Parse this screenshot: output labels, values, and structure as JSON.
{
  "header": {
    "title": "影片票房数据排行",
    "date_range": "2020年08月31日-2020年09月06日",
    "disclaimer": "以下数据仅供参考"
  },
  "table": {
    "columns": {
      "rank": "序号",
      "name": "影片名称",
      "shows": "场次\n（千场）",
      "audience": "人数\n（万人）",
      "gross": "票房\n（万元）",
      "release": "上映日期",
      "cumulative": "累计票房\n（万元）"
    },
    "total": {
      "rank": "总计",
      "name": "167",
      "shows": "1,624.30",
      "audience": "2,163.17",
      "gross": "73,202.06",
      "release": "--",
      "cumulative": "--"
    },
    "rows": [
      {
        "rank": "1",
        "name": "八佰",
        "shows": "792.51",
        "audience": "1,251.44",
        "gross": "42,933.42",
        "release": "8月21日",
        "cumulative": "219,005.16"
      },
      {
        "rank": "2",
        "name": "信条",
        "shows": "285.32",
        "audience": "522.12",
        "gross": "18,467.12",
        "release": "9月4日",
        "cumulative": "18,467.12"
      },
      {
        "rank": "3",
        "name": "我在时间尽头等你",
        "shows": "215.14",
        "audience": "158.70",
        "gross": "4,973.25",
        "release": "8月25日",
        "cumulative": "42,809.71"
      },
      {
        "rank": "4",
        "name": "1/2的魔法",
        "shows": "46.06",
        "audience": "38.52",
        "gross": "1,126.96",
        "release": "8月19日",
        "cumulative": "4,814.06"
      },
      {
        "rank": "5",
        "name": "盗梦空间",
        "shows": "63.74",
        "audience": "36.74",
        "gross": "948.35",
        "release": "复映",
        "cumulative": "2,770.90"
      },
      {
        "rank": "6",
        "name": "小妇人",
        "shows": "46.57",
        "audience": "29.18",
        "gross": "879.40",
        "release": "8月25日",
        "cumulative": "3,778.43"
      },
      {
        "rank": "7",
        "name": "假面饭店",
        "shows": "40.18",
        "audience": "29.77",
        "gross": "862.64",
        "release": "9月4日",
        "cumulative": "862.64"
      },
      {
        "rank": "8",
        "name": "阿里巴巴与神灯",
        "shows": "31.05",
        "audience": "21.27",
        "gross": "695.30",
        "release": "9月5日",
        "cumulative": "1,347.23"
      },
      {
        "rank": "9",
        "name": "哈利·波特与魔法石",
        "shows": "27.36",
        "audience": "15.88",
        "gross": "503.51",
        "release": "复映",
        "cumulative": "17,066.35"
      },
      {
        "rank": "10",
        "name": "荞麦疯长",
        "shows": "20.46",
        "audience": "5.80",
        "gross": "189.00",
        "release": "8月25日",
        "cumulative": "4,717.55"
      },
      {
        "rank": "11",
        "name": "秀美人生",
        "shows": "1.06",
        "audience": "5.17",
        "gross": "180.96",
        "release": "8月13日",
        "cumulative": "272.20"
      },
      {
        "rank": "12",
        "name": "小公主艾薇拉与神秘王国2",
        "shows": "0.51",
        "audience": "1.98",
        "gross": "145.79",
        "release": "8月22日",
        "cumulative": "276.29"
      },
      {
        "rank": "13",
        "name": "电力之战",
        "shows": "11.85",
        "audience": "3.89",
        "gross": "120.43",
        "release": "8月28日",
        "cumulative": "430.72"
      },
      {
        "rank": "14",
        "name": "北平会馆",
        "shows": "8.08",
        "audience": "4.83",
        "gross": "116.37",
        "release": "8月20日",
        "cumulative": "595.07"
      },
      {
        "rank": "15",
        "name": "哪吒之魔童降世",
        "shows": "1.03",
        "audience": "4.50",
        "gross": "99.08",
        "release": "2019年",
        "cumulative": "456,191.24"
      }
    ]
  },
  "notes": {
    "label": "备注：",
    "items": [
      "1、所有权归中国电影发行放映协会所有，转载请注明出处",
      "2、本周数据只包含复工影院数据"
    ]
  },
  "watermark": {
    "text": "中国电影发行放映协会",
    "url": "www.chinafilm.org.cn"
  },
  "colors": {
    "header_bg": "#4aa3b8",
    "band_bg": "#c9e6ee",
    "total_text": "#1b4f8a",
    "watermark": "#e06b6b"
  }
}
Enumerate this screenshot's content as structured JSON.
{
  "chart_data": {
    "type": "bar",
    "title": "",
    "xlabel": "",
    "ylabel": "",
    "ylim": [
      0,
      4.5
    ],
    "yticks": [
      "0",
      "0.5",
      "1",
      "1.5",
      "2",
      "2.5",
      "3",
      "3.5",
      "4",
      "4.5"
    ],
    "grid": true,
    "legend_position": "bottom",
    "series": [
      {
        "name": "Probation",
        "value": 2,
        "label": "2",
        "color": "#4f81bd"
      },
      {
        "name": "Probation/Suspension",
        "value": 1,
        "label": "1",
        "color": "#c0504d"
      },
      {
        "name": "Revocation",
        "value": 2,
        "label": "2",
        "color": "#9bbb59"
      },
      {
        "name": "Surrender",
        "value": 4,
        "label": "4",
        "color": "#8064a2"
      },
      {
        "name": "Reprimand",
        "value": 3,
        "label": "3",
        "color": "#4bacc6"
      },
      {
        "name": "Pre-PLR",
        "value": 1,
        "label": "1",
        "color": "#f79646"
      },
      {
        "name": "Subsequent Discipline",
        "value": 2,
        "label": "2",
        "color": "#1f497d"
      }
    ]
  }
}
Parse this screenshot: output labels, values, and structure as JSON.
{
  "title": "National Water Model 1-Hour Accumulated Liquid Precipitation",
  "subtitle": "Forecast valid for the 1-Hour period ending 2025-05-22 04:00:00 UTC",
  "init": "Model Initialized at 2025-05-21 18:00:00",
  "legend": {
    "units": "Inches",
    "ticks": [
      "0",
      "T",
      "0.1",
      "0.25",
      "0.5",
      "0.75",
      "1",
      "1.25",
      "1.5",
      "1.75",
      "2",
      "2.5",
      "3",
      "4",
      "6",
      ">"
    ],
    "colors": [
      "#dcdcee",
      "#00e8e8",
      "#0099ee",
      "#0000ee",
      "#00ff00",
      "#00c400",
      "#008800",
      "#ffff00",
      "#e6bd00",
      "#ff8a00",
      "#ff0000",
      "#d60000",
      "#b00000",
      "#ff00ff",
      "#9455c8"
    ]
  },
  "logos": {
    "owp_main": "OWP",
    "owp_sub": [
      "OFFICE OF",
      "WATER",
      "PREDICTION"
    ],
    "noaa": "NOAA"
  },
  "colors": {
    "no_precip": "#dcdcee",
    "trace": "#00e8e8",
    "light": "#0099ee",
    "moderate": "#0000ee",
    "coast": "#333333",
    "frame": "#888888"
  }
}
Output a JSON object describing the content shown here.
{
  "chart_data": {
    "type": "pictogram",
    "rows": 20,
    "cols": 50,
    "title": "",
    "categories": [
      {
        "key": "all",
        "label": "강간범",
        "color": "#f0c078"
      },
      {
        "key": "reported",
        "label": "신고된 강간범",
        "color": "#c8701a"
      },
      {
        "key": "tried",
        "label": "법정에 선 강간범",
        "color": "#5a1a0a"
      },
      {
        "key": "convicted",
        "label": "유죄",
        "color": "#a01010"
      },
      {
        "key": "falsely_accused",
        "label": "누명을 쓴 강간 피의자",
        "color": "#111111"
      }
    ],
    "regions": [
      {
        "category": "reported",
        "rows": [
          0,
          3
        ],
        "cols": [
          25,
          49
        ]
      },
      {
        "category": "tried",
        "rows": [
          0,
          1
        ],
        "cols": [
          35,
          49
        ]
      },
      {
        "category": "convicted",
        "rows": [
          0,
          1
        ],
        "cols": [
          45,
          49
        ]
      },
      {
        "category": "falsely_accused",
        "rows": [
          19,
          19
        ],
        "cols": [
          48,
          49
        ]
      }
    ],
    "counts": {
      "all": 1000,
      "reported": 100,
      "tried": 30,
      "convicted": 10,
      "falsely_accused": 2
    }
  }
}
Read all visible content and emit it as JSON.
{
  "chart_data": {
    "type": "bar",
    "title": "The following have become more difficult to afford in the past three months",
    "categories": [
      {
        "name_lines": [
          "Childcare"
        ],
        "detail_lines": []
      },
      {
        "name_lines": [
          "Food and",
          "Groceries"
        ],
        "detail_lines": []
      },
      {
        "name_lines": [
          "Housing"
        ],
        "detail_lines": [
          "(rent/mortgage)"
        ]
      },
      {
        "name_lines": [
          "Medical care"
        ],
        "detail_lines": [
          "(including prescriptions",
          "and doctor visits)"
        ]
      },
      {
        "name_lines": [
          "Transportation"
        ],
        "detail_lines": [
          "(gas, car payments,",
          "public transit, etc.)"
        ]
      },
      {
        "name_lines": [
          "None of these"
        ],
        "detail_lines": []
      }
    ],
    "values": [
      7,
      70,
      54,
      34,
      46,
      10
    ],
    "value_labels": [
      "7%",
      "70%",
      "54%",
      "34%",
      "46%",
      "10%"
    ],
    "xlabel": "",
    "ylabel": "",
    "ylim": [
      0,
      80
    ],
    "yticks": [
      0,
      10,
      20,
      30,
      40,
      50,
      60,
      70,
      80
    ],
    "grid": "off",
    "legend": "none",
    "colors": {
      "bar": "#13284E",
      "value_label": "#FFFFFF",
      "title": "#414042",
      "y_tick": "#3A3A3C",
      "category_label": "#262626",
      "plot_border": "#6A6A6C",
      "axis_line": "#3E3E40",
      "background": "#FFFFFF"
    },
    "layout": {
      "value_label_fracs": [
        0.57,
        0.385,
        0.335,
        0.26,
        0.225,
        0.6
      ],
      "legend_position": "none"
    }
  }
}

◇ ◇ ◇ ◇ ◇

▶ _Problem to work on_
Each line from the one containing "Read all visible content and emit it as JSON." through the end of the entries, both included, is to be returned exactly, with no other lines.

▶ _Task response_
Read all visible content and emit it as JSON.
{
  "chart_data": {
    "type": "bar",
    "title": "The following have become more difficult to afford in the past three months",
    "categories": [
      {
        "name_lines": [
          "Childcare"
        ],
        "detail_lines": []
      },
      {
        "name_lines": [
          "Food and",
          "Groceries"
        ],
        "detail_lines": []
      },
      {
        "name_lines": [
          "Housing"
        ],
        "detail_lines": [
          "(rent/mortgage)"
        ]
      },
      {
        "name_lines": [
          "Medical care"
        ],
        "detail_lines": [
          "(including prescriptions",
          "and doctor visits)"
        ]
      },
      {
        "name_lines": [
          "Transportation"
        ],
        "detail_lines": [
          "(gas, car payments,",
          "public transit, etc.)"
        ]
      },
      {
        "name_lines": [
          "None of these"
        ],
        "detail_lines": []
      }
    ],
    "values": [
      7,
      70,
      54,
      34,
      46,
      10
    ],
    "value_labels": [
      "7%",
      "70%",
      "54%",
      "34%",
      "46%",
      "10%"
    ],
    "xlabel": "",
    "ylabel": "",
    "ylim": [
      0,
      80
    ],
    "yticks": [
      0,
      10,
      20,
      30,
      40,
      50,
      60,
      70,
      80
    ],
    "grid": "off",
    "legend": "none",
    "colors": {
      "bar": "#13284E",
      "value_label": "#FFFFFF",
      "title": "#414042",
      "y_tick": "#3A3A3C",
      "category_label": "#262626",
      "plot_border": "#6A6A6C",
      "axis_line": "#3E3E40",
      "background": "#FFFFFF"
    },
    "layout": {
      "value_label_fracs": [
        0.57,
        0.385,
        0.335,
        0.26,
        0.225,
        0.6
      ],
      "legend_position": "none"
    }
  }
}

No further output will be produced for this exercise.